Exercise: Wherever a line in the data below holds "file", copy that line.

Stored items:
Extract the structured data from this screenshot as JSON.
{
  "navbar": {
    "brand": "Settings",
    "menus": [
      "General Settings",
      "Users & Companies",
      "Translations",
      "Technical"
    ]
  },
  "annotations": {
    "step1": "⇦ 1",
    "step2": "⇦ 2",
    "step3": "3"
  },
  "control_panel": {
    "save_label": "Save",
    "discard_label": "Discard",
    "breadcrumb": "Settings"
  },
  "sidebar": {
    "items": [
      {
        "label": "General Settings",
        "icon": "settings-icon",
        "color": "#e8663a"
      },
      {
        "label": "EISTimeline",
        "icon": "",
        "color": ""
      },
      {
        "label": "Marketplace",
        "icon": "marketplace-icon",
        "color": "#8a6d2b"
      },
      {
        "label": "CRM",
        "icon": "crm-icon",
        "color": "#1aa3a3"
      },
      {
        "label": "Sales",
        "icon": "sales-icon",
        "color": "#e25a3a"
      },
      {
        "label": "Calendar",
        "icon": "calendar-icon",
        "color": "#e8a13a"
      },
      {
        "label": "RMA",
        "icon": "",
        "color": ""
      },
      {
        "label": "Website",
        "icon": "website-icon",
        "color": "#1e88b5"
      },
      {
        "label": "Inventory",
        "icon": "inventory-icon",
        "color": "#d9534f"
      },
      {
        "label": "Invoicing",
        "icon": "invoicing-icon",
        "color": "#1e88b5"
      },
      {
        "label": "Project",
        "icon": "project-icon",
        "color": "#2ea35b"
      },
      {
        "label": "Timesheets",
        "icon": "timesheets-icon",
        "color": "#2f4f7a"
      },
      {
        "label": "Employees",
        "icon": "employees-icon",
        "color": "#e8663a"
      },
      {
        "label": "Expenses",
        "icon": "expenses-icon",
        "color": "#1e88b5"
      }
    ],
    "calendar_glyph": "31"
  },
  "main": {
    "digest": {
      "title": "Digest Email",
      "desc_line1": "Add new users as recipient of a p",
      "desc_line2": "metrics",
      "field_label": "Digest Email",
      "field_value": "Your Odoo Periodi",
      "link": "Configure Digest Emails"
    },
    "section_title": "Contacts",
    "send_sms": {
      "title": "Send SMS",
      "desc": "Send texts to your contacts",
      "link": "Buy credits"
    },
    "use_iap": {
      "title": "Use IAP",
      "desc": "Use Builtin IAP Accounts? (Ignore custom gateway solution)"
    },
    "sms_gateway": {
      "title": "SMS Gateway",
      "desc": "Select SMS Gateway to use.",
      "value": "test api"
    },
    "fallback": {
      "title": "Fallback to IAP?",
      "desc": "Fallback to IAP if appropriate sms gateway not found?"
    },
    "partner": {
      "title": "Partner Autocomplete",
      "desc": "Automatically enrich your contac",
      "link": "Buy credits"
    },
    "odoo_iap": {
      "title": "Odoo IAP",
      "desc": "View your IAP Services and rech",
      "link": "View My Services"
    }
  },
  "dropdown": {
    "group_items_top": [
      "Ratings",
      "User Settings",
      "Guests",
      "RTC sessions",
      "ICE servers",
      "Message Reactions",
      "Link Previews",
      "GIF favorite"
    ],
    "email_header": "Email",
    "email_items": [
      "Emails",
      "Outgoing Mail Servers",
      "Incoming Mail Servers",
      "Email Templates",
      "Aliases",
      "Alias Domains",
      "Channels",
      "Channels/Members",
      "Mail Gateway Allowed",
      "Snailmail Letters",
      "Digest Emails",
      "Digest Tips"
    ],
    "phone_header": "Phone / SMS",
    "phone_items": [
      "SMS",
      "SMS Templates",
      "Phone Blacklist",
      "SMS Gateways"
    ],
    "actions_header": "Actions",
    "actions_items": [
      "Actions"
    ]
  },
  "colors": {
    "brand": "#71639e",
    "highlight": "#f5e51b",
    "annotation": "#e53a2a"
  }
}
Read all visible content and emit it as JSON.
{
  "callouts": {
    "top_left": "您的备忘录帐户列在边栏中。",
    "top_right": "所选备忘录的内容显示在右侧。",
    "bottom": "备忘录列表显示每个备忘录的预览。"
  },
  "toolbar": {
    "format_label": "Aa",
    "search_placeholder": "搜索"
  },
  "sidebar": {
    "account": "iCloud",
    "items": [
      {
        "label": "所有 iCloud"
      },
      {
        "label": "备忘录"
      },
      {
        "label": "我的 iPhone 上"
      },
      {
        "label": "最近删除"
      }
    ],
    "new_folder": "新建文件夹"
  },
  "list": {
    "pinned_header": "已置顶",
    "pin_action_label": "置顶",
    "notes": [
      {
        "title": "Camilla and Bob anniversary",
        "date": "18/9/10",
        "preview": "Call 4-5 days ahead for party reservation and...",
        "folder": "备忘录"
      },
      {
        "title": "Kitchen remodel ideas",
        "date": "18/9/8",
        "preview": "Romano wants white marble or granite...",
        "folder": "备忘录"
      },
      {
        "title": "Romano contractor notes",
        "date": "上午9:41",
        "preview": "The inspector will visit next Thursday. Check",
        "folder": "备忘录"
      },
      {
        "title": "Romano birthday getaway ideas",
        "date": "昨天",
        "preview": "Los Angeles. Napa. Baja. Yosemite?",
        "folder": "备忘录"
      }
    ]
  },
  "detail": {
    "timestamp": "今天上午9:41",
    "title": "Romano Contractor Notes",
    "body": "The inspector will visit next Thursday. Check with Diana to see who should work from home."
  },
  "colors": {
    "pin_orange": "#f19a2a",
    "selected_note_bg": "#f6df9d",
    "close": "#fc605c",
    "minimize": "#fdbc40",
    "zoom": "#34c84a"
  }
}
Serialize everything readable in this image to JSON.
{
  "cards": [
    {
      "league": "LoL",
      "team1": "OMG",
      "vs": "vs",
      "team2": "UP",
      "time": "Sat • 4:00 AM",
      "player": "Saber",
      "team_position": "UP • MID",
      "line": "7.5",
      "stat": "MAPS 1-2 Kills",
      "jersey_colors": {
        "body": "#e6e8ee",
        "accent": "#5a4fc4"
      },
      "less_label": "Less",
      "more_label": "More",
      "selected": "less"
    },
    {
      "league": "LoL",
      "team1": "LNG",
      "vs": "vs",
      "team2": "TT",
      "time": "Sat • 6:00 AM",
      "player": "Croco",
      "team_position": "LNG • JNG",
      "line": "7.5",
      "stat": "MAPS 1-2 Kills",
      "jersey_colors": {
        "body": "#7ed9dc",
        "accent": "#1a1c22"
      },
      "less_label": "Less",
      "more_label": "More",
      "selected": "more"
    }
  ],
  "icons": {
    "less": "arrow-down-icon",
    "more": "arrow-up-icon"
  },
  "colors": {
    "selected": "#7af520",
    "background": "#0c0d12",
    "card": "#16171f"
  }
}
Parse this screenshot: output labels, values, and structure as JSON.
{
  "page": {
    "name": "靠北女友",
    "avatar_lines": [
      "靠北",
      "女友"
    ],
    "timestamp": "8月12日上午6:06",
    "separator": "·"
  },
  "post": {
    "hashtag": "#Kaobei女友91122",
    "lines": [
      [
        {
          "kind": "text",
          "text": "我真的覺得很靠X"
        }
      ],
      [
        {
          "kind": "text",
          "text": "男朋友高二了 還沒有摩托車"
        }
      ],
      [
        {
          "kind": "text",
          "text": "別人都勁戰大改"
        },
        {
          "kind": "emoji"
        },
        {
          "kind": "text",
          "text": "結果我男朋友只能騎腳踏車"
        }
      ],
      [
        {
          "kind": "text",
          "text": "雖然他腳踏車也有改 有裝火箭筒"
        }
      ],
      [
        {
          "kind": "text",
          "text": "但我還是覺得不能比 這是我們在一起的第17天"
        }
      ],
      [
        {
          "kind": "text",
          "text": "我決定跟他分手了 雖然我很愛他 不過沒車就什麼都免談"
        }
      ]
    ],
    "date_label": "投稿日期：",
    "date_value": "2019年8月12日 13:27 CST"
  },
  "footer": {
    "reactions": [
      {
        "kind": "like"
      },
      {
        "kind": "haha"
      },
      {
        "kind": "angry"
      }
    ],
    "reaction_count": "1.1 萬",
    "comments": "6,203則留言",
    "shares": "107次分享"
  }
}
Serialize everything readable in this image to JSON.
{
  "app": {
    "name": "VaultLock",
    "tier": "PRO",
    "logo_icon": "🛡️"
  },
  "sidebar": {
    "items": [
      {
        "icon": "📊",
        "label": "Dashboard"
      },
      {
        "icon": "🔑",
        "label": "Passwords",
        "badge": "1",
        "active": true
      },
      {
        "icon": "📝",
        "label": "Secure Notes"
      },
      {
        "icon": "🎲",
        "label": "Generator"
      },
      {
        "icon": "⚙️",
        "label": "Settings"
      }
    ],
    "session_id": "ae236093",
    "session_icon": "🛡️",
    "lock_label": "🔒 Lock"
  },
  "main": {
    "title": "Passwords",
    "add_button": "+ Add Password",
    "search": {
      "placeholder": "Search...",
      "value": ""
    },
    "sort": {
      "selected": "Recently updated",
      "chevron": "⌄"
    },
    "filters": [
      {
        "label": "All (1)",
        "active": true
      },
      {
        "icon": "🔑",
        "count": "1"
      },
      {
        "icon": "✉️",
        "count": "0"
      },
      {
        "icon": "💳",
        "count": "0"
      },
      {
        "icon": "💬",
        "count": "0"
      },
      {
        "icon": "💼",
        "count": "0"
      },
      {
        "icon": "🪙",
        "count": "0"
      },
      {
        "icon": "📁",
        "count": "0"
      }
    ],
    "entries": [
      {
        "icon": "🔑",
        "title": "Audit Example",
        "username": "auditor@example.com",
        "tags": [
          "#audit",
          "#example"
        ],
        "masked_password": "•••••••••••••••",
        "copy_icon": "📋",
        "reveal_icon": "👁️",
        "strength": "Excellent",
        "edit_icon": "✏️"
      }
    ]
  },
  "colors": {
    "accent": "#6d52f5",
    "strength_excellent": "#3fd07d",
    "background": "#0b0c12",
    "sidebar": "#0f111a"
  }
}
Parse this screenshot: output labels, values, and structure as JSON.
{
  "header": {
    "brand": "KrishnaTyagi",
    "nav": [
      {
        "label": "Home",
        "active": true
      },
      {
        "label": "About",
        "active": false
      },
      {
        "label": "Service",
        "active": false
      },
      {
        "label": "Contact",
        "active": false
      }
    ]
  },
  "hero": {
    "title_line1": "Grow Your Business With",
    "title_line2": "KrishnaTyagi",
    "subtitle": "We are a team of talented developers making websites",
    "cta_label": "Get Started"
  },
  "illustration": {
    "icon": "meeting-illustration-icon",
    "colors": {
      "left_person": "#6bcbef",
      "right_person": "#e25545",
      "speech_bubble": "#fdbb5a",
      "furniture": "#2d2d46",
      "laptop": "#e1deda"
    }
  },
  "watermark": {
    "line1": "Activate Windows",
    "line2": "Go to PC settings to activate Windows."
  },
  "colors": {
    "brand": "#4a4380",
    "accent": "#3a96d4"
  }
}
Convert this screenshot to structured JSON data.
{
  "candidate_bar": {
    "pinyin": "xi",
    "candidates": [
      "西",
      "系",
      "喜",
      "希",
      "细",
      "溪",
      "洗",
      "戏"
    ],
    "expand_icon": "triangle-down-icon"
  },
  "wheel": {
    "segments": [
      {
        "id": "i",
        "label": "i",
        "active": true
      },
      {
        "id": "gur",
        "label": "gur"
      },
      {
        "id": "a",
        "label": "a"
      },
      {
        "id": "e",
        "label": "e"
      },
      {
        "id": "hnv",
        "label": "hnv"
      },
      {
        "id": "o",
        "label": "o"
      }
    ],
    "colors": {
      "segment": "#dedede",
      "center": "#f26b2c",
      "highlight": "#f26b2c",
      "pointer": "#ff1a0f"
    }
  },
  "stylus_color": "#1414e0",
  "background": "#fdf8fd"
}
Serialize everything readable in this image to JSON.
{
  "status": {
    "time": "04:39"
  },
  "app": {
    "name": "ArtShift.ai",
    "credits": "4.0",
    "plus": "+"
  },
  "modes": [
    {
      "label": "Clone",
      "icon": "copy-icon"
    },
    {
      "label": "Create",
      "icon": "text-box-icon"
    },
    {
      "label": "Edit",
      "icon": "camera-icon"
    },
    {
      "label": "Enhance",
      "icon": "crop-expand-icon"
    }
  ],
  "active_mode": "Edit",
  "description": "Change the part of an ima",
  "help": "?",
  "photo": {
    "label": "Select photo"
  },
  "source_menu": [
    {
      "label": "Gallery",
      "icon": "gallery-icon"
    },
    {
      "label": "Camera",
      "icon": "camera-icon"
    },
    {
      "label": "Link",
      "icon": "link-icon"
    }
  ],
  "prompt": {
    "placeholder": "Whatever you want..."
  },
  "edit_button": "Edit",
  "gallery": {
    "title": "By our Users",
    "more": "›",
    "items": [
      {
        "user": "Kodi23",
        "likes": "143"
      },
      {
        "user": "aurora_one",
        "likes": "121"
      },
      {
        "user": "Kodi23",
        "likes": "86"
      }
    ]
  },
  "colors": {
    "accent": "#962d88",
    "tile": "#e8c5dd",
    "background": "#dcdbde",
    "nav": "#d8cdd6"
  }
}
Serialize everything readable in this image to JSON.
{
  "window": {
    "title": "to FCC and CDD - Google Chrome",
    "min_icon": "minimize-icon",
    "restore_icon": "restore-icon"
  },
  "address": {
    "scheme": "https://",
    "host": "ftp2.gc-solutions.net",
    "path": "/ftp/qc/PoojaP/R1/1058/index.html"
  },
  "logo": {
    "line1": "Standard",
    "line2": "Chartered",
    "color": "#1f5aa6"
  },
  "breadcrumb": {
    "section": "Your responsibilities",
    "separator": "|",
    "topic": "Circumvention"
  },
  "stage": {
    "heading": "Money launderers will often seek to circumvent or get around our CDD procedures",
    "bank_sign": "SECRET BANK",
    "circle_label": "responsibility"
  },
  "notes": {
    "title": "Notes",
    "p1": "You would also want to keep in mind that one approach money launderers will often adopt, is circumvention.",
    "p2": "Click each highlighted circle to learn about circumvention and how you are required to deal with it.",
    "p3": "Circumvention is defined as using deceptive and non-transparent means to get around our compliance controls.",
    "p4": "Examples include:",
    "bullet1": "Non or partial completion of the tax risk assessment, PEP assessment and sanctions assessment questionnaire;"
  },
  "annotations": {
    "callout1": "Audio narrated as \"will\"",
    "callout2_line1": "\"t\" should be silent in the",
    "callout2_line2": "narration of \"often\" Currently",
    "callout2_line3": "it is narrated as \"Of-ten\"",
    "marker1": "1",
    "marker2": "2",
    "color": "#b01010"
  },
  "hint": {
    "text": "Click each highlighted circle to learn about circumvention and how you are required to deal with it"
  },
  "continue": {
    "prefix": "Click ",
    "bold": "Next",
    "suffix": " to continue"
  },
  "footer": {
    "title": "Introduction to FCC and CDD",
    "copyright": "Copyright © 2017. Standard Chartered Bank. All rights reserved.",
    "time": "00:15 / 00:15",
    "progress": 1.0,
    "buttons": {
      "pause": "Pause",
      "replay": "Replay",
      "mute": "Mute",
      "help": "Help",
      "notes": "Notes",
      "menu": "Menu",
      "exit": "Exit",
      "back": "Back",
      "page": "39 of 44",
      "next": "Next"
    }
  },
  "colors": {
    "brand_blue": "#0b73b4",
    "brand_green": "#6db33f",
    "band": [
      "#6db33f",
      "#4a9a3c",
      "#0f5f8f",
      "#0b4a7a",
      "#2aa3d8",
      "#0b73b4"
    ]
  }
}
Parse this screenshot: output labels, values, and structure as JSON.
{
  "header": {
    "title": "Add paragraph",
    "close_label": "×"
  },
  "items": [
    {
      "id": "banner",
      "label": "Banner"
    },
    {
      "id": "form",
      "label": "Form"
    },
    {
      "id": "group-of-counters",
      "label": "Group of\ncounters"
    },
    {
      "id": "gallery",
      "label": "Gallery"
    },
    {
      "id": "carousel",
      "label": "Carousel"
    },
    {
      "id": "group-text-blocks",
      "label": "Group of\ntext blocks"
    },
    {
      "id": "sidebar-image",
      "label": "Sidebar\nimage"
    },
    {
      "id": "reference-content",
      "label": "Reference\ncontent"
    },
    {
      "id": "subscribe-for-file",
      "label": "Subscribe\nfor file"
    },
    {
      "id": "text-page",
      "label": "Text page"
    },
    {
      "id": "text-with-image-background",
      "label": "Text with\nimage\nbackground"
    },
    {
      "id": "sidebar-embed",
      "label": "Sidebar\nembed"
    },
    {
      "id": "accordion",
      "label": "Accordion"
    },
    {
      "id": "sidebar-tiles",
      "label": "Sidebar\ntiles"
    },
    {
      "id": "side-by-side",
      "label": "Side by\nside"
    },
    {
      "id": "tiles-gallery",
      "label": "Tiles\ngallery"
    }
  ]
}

Output for this task:
      "id": "subscribe-for-file",
      "label": "Subscribe\nfor file"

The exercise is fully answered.